_Trecho do documento_.
++++

São Paulo, domingo, 20 de julho de 2008

Texto Anterior | Próximo Texto | Índice

"Farc deveriam propor paz a Uribe"

Para o jornalista Carlos Lozano, oferta desmontaria argumentos militaristas do presidente colombiano

Esquerdista diz que grupo "está longe de destruído" e que a única solução para o conflito colombiano é por meio de negociação política


SERGIO TORRES
DA SUCURSAL DO RIO

Jornalista de esquerda, diretor do semanário "Voz" e ex-mediador dos conflitos entre as Farc (Forças Armadas Revolucionárias da Colômbia) e o governo da Colômbia, Carlos Lozano, 60, defende que a guerrilha apresente publicamente uma proposta de paz, como forma de se confrontar à opção militarista do governo do presidente Álvaro Uribe.
Em entrevista à Folha, o membro do Birô Político do Comitê Central do Partido Comunista Colombiano e da Junta Nacional do Pólo Democrático Alternativo (PDA), frente de esquerda do país, usa dois adjetivos para definir como deveria ser essa proposta de paz: "clara" e "realista".

++++

_Dados extraídos_.
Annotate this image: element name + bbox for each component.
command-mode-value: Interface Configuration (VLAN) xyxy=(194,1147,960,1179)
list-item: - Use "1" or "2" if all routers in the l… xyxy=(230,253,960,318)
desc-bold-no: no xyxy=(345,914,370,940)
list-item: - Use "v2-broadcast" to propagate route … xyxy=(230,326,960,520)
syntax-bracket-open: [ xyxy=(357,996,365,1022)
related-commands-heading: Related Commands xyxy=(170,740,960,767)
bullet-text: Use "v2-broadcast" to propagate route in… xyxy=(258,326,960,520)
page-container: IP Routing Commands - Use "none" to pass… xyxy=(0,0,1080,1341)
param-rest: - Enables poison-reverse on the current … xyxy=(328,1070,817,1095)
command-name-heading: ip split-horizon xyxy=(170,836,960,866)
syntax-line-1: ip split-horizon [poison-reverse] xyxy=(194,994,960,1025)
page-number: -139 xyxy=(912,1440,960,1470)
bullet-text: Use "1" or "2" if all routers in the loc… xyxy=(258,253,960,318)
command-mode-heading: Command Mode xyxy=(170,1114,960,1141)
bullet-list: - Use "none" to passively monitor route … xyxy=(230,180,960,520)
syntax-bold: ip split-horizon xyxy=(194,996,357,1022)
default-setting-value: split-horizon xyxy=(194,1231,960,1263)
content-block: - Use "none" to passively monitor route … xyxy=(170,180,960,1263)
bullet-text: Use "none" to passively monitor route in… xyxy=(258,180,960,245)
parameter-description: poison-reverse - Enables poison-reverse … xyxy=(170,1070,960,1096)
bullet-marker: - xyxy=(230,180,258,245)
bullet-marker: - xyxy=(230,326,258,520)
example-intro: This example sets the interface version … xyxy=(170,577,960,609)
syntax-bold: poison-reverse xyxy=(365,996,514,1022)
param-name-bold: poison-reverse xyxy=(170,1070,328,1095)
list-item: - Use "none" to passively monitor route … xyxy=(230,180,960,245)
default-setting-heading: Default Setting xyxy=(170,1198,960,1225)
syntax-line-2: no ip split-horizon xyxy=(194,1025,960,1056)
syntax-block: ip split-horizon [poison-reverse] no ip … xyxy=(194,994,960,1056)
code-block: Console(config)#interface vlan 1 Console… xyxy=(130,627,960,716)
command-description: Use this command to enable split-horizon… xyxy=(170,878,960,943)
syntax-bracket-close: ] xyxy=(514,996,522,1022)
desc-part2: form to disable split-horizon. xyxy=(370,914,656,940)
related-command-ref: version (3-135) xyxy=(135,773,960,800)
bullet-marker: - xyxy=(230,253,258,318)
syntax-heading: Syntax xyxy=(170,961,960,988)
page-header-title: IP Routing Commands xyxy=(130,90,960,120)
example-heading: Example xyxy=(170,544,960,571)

++++

Transcreva, por favor, o trecho da reportagem sobre as Farc entre "SERGIO TORRES" e "presidente Álvaro Uribe.", inclusive. Os registros provêm de outra fonte.

_Resposta escrita_.
SERGIO TORRES
DA SUCURSAL DO RIO

Jornalista de esquerda, diretor do semanário "Voz" e ex-mediador dos conflitos entre as Farc (Forças Armadas Revolucionárias da Colômbia) e o governo da Colômbia, Carlos Lozano, 60, defende que a guerrilha apresente publicamente uma proposta de paz, como forma de se confrontar à opção militarista do governo do presidente Álvaro Uribe.